==== STORED DATA ====

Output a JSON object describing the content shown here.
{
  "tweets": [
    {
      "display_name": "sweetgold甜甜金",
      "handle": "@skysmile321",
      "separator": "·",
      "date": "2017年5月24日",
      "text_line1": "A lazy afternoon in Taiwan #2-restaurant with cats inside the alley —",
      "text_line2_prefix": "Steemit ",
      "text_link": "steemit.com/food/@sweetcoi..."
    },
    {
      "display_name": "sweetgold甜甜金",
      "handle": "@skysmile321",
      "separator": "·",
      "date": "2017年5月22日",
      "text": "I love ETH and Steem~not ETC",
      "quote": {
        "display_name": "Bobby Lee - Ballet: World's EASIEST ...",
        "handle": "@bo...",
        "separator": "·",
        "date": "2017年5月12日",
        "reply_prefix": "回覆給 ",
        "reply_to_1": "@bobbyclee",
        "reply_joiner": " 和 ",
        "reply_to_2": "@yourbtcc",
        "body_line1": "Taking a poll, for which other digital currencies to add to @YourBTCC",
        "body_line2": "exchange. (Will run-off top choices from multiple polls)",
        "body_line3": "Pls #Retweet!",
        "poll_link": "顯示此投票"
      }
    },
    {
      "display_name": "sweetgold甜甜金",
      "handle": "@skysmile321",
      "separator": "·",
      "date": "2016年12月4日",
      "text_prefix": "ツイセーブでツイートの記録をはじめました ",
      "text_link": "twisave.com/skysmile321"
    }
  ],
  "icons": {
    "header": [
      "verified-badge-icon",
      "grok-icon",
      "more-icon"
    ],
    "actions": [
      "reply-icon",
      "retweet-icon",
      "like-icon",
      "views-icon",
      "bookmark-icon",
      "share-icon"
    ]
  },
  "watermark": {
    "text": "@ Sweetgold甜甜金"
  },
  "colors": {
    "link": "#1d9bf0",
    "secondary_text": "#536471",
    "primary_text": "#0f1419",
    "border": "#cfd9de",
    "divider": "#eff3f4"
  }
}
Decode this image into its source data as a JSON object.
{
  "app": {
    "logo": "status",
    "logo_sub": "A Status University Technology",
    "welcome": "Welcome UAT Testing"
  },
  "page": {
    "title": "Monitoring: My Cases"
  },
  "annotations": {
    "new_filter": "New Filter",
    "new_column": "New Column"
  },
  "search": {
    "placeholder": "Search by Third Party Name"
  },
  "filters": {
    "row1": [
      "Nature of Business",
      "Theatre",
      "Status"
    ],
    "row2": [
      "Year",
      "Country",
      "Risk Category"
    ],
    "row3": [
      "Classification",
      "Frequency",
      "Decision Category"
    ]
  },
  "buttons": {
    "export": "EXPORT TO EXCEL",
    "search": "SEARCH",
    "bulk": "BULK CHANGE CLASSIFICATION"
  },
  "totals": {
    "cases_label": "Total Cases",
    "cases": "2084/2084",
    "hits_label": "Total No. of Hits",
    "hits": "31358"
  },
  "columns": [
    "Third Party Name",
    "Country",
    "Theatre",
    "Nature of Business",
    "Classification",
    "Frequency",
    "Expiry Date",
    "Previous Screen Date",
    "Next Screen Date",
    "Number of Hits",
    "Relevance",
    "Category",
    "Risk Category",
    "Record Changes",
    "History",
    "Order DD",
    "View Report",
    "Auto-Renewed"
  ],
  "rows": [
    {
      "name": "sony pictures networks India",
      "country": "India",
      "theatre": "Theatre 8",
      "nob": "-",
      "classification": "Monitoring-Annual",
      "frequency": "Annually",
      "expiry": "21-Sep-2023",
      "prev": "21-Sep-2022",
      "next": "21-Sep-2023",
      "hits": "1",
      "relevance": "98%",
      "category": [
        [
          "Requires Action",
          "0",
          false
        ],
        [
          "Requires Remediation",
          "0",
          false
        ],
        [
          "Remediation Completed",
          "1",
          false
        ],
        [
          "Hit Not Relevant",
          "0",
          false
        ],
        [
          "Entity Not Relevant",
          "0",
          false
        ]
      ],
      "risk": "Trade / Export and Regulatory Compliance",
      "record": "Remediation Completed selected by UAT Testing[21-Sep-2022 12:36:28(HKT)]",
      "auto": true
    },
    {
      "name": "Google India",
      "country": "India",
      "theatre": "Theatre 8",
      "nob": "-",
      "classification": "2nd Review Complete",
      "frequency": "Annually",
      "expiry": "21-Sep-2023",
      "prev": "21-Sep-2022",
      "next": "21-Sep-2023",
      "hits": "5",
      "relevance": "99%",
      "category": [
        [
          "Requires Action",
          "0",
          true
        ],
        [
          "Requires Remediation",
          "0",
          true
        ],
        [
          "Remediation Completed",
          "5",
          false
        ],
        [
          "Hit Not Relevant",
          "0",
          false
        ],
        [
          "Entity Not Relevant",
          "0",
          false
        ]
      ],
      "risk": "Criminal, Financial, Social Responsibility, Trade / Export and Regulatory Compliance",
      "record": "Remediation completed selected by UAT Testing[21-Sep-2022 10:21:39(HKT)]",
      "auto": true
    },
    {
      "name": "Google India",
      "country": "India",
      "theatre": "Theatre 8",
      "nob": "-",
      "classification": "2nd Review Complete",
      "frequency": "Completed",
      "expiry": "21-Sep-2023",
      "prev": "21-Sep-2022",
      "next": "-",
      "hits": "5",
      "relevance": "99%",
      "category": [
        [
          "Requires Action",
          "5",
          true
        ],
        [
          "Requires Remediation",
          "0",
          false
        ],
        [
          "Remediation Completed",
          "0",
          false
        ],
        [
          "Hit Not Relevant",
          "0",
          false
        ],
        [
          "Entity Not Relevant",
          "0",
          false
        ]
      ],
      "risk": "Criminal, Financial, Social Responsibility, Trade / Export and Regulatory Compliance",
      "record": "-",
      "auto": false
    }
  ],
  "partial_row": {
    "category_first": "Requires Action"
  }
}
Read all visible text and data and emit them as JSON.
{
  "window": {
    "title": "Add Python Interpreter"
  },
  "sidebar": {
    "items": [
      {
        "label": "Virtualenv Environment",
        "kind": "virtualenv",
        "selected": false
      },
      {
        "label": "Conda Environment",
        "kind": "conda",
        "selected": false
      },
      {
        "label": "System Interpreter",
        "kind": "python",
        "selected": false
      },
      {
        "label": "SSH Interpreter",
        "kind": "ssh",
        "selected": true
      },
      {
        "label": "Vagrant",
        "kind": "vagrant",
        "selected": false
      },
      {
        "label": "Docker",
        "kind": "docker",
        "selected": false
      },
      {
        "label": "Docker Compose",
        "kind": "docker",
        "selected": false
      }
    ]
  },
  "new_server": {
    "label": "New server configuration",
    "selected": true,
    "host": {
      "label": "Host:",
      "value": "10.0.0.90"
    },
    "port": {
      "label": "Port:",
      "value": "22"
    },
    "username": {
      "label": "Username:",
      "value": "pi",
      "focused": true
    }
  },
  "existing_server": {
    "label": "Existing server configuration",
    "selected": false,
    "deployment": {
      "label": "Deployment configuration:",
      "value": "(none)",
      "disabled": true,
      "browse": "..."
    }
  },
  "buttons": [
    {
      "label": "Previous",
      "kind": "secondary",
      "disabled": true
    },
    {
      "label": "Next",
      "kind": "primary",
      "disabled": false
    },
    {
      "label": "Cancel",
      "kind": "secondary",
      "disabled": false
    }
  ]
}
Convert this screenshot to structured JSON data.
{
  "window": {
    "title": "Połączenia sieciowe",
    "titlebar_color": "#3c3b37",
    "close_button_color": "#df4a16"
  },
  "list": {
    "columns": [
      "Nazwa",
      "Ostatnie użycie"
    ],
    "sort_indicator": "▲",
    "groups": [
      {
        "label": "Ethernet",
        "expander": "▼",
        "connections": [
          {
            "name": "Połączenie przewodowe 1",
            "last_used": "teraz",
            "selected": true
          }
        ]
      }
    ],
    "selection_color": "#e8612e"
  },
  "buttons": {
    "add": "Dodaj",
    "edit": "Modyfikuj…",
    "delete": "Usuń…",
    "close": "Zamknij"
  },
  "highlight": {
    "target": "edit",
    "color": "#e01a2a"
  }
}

====

** GOAL OF THE EXERCISE **
Which lines hold the word "Monitoring"? Copy every one of them.

** THE RESPONSE **
    "title": "Monitoring: My Cases"
      "classification": "Monitoring-Annual",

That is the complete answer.